What is being asked:
Extract all lines that hold "distance" from the records below.
--- START ---
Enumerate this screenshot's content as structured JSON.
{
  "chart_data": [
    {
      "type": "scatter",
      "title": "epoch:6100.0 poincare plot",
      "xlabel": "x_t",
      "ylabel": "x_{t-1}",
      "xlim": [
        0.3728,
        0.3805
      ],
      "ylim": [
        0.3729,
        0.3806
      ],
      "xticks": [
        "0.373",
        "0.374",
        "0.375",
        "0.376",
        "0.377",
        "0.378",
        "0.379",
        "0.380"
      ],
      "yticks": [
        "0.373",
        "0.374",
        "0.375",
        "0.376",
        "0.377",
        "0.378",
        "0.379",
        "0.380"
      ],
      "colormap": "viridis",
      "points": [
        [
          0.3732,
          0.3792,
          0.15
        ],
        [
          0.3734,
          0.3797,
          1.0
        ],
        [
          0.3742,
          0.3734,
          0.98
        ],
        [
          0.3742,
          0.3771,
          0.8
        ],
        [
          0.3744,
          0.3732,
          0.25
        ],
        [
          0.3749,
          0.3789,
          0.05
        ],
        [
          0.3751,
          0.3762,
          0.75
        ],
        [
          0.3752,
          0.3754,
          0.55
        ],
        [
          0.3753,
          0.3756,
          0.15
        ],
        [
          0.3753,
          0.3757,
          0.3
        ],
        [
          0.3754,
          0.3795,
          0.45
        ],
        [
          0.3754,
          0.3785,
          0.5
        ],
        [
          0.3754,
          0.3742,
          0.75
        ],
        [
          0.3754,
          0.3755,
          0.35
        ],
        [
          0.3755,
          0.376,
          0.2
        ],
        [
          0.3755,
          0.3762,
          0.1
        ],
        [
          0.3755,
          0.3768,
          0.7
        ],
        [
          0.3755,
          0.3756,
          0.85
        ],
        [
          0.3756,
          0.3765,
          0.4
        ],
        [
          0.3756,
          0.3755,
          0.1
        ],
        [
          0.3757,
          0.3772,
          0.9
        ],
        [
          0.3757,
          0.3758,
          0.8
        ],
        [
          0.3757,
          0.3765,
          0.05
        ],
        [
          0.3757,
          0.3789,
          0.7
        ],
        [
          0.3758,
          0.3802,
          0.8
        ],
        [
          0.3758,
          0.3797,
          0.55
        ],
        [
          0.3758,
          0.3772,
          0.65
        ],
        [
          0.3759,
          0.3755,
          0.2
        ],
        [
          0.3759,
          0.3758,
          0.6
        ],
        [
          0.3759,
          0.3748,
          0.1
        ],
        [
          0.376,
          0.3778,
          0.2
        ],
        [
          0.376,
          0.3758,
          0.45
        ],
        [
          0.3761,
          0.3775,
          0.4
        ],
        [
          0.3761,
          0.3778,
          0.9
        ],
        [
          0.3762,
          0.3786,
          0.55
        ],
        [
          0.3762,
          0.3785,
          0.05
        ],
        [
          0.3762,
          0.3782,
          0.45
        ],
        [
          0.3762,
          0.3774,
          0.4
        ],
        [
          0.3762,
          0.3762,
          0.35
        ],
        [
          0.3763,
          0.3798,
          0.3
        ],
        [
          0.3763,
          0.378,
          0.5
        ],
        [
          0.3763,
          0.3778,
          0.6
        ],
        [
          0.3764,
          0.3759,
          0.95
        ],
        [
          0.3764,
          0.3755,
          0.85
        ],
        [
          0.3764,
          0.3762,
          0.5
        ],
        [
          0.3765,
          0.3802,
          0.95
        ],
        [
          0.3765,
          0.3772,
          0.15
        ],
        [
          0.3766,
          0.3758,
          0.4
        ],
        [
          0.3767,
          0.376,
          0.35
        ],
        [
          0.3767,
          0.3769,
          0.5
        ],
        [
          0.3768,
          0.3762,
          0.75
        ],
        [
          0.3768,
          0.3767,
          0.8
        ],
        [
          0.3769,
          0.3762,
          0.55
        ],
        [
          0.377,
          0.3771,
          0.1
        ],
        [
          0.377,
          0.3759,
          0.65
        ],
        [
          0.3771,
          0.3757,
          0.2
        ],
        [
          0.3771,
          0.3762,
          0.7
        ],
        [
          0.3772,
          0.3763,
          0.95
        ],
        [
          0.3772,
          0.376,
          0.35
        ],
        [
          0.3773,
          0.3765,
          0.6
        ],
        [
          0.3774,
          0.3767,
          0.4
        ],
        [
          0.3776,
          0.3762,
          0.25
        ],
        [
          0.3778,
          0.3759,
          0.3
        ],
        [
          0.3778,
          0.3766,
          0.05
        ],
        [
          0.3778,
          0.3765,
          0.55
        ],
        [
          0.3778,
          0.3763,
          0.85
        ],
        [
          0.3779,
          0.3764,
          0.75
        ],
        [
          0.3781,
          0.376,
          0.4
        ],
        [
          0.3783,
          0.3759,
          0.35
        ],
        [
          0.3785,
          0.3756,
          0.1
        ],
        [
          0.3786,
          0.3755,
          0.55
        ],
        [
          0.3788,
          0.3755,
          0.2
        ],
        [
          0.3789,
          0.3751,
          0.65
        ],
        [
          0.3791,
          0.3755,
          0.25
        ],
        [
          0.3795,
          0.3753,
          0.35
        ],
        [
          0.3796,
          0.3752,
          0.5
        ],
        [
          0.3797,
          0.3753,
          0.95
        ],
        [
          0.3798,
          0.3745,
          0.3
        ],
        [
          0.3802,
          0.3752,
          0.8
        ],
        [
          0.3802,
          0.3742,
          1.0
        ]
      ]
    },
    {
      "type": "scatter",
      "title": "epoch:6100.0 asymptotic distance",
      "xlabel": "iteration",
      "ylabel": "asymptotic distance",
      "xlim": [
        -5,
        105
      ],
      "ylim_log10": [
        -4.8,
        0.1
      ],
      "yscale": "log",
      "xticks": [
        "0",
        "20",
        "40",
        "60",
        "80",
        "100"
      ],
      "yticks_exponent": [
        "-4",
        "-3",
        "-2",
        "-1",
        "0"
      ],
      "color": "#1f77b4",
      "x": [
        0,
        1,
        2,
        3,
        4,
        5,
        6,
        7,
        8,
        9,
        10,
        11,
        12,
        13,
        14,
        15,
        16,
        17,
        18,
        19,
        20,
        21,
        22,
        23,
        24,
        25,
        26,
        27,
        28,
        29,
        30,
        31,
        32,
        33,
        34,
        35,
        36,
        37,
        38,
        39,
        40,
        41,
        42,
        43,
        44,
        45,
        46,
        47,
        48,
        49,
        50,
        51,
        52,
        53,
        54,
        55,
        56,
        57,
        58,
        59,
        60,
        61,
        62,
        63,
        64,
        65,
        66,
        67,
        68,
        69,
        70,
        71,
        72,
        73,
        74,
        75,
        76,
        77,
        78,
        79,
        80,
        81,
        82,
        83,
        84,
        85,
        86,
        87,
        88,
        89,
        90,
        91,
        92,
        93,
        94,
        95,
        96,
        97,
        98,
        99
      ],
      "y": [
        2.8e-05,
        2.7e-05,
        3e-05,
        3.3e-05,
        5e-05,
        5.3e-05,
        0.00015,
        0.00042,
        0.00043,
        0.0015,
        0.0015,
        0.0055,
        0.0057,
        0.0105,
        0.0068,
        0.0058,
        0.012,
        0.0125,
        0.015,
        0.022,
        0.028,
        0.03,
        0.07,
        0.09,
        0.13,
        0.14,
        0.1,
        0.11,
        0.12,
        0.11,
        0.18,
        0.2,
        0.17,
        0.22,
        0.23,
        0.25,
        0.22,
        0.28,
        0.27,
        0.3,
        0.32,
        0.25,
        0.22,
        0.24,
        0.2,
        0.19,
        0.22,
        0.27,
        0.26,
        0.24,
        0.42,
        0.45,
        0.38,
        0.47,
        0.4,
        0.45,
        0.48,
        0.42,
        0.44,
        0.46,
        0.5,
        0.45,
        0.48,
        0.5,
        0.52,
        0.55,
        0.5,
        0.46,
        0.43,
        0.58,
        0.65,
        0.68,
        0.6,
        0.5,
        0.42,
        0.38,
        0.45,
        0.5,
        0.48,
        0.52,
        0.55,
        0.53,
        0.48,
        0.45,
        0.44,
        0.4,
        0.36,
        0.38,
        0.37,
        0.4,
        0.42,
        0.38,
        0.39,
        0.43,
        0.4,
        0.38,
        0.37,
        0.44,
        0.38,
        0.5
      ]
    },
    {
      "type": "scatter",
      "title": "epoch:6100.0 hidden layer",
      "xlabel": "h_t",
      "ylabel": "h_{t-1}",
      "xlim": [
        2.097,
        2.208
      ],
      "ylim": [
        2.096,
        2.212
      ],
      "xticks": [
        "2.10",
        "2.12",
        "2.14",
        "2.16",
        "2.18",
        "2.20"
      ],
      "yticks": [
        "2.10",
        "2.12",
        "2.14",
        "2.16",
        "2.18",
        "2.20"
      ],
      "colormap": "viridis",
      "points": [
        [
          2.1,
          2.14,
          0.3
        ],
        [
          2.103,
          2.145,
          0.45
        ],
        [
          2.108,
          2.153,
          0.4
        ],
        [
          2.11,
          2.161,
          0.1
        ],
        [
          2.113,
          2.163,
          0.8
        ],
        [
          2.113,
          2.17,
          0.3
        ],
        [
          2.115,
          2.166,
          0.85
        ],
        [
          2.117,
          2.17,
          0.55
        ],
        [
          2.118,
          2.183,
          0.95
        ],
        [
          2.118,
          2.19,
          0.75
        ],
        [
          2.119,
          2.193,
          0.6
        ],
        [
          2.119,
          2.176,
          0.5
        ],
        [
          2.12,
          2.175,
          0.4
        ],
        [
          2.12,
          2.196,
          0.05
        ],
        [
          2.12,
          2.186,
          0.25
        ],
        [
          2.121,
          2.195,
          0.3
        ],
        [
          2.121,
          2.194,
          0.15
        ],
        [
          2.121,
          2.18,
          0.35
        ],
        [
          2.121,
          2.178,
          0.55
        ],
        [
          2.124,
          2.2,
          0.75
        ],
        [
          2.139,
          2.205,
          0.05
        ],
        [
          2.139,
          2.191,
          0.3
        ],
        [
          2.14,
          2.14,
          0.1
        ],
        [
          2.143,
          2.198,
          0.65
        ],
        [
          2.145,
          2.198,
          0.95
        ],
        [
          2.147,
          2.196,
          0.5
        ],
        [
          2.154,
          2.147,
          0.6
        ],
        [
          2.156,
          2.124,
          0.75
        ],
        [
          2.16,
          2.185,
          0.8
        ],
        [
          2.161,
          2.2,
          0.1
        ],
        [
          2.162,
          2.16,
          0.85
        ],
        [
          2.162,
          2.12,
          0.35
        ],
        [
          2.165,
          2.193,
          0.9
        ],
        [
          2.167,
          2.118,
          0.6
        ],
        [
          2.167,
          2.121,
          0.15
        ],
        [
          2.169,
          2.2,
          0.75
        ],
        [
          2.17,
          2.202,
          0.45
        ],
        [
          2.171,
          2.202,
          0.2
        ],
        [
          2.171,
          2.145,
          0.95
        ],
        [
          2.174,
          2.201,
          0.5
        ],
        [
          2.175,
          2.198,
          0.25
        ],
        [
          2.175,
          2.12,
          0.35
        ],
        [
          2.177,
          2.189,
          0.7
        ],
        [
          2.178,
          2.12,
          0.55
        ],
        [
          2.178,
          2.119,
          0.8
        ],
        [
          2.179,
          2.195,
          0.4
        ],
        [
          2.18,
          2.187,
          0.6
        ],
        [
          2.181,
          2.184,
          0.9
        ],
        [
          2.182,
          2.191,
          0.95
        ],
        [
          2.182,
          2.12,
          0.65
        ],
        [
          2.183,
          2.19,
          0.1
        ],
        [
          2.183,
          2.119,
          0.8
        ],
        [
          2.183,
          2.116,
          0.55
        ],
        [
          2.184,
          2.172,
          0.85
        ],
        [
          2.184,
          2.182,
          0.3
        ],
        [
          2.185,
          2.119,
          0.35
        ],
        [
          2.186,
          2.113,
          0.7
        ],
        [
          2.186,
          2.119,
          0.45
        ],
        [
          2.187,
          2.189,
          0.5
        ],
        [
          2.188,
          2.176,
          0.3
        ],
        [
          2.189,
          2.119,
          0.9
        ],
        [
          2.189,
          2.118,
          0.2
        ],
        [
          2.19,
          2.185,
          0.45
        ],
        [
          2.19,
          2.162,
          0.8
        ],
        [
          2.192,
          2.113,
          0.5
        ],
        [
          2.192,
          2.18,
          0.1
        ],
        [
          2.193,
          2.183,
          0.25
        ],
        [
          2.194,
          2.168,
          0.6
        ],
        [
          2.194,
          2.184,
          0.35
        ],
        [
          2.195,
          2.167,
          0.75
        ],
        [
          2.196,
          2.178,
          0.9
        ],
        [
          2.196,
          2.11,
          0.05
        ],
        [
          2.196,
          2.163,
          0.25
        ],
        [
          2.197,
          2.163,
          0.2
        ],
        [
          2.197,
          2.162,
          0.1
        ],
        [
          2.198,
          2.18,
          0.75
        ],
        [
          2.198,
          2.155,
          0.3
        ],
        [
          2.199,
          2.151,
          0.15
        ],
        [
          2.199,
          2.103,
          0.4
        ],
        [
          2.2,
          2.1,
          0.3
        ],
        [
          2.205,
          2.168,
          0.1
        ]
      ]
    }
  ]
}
--- END ---
Final answer:
      "title": "epoch:6100.0 asymptotic distance",
      "ylabel": "asymptotic distance",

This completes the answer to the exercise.